====== Record set

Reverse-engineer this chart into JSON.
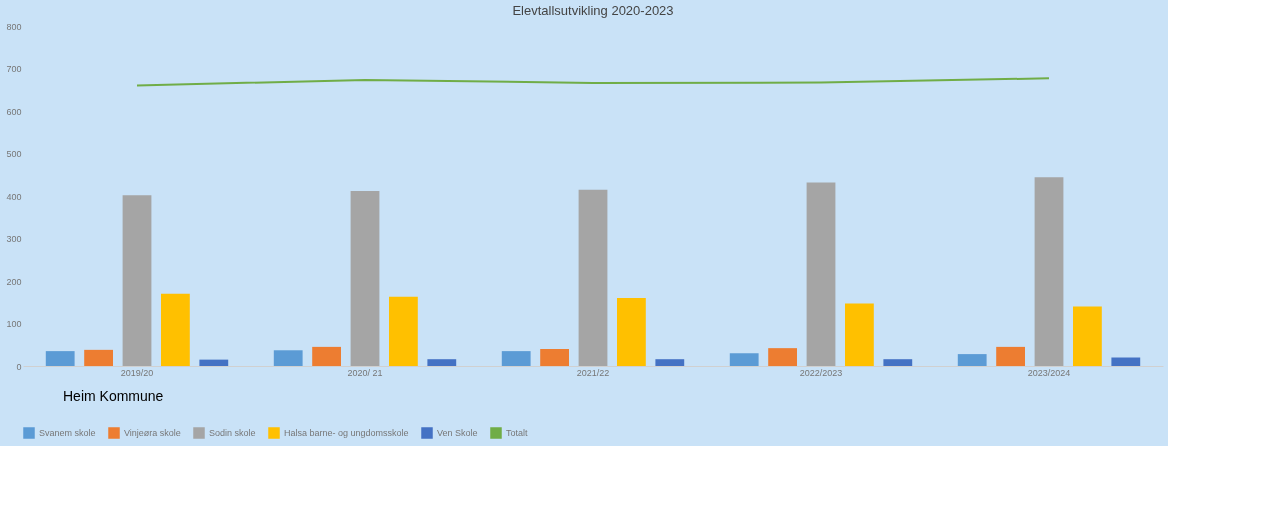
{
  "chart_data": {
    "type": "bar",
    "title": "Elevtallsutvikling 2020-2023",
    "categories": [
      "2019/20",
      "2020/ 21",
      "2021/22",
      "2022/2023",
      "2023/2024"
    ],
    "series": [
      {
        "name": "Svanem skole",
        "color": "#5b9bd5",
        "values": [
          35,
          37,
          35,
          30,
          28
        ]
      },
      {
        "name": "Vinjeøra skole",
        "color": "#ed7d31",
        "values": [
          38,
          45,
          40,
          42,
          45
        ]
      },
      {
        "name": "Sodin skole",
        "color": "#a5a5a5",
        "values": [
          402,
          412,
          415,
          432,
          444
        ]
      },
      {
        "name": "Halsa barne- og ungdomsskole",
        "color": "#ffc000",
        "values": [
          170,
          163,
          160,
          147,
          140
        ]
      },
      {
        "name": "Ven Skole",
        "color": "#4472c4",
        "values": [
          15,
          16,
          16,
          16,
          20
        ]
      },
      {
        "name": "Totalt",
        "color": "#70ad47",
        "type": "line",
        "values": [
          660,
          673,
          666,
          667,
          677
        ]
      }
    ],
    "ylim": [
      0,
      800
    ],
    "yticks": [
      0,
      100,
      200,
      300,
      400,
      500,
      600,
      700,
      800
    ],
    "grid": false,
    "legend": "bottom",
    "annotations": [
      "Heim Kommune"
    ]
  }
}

============

In the material above, find the lines that contain "color" and show them.

        "color": "#5b9bd5",
        "color": "#ed7d31",
        "color": "#a5a5a5",
        "color": "#ffc000",
        "color": "#4472c4",
        "color": "#70ad47",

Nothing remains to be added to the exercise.